Of the lines in the listing, how many include the string "glueballs"? Write the number and nothing else.

>> START

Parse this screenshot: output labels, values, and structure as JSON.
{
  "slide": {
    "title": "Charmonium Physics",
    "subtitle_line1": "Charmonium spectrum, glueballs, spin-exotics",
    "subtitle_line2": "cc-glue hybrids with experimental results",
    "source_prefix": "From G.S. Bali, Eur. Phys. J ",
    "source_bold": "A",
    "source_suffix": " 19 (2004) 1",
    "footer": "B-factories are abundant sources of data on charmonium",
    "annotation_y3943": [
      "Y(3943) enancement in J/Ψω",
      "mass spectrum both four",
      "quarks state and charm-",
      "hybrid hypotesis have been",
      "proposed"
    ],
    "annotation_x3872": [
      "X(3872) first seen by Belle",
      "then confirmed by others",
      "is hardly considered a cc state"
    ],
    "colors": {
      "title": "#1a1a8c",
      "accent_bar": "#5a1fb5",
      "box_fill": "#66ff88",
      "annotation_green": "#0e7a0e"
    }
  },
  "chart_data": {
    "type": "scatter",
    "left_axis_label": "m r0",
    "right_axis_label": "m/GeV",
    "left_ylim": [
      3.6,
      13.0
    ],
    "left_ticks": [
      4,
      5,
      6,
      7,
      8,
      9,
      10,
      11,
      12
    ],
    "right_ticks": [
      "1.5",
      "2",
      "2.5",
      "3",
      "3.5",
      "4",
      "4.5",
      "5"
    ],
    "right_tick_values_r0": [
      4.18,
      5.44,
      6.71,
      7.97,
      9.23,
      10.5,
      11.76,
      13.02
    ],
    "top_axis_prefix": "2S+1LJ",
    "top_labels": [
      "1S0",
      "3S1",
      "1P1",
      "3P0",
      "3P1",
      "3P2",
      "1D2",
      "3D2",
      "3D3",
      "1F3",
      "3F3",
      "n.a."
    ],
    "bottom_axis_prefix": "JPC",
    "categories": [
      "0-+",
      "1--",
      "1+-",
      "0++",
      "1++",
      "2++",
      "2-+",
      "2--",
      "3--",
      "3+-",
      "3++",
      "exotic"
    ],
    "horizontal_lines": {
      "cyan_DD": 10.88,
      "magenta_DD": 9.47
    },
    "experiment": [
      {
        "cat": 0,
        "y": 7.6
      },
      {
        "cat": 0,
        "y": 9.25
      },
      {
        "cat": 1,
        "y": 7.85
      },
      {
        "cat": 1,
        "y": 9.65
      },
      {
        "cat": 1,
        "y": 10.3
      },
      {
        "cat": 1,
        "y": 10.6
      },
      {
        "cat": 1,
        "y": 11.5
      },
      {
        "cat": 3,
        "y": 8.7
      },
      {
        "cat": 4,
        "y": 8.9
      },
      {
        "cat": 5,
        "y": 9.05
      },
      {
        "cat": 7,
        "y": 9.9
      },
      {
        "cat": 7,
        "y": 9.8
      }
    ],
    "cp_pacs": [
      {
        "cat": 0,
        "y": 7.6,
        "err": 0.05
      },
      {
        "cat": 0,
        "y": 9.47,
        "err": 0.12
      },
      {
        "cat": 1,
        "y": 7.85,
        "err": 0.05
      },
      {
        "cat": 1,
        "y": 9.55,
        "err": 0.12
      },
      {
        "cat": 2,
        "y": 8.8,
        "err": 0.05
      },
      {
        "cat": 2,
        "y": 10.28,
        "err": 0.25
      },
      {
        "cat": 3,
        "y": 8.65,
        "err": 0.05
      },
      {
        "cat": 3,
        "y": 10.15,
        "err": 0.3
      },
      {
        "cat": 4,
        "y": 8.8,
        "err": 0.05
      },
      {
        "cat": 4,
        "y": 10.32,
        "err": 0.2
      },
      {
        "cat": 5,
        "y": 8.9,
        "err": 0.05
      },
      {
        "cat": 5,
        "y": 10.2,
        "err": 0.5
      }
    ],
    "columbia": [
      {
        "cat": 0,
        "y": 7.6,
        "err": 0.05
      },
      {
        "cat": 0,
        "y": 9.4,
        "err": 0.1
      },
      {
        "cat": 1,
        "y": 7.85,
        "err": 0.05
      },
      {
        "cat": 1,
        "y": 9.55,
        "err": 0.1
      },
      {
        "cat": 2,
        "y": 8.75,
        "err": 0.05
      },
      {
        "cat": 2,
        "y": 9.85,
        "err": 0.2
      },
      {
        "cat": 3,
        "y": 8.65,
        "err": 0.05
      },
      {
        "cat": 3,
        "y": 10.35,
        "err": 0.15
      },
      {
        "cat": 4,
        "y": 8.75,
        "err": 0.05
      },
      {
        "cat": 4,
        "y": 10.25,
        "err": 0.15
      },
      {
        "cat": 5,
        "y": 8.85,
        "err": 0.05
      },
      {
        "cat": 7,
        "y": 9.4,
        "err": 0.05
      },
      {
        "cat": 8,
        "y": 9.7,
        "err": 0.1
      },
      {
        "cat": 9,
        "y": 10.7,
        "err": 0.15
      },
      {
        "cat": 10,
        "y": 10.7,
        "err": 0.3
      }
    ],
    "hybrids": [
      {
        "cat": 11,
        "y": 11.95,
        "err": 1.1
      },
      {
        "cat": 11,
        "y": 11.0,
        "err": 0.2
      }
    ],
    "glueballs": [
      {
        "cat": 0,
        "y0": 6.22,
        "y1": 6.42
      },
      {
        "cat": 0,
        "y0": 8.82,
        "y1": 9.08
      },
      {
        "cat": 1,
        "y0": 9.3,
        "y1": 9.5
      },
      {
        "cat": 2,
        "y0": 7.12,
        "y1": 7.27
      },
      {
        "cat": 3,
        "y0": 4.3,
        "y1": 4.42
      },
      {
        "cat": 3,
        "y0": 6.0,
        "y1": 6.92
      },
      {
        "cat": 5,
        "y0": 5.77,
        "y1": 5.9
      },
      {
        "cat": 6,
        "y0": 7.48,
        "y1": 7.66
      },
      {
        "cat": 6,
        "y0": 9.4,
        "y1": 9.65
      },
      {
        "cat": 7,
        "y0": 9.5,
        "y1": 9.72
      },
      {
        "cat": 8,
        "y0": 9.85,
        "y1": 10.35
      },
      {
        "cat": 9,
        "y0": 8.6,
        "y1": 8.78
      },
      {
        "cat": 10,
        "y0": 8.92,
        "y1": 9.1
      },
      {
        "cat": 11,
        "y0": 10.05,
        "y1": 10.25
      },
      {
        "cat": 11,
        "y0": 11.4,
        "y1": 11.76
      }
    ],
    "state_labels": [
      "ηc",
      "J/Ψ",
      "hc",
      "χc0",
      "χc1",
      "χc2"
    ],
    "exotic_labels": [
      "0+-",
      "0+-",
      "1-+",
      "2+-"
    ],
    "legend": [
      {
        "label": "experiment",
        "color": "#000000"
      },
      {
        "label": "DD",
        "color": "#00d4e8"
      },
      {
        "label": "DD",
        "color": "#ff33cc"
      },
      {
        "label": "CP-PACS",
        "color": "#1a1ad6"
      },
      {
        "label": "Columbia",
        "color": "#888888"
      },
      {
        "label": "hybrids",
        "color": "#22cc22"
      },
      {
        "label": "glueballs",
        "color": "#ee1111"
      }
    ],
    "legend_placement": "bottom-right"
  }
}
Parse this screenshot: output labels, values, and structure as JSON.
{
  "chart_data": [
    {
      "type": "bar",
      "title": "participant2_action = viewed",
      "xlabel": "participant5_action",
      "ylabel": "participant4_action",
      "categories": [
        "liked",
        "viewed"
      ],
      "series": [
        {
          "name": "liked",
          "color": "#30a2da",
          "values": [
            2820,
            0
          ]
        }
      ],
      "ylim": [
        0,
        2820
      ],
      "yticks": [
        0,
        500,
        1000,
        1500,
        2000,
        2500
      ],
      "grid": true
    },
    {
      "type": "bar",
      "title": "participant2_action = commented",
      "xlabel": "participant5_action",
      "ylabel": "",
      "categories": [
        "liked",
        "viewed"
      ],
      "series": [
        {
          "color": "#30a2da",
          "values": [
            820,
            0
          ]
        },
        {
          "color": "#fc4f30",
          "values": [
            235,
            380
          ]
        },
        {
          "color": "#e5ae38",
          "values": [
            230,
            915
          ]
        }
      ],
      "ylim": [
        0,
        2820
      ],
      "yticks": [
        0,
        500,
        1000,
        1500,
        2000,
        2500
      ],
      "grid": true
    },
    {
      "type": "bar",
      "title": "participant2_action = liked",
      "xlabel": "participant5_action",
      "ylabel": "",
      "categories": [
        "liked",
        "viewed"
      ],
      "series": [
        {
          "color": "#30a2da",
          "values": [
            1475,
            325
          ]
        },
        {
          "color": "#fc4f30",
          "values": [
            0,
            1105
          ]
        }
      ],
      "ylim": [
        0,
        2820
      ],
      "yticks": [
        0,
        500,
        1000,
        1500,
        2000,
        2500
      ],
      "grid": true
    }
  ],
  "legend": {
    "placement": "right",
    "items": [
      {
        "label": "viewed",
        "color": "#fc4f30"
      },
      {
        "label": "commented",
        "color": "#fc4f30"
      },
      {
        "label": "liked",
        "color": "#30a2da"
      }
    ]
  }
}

>> END

--- FINAL RESULT ---
3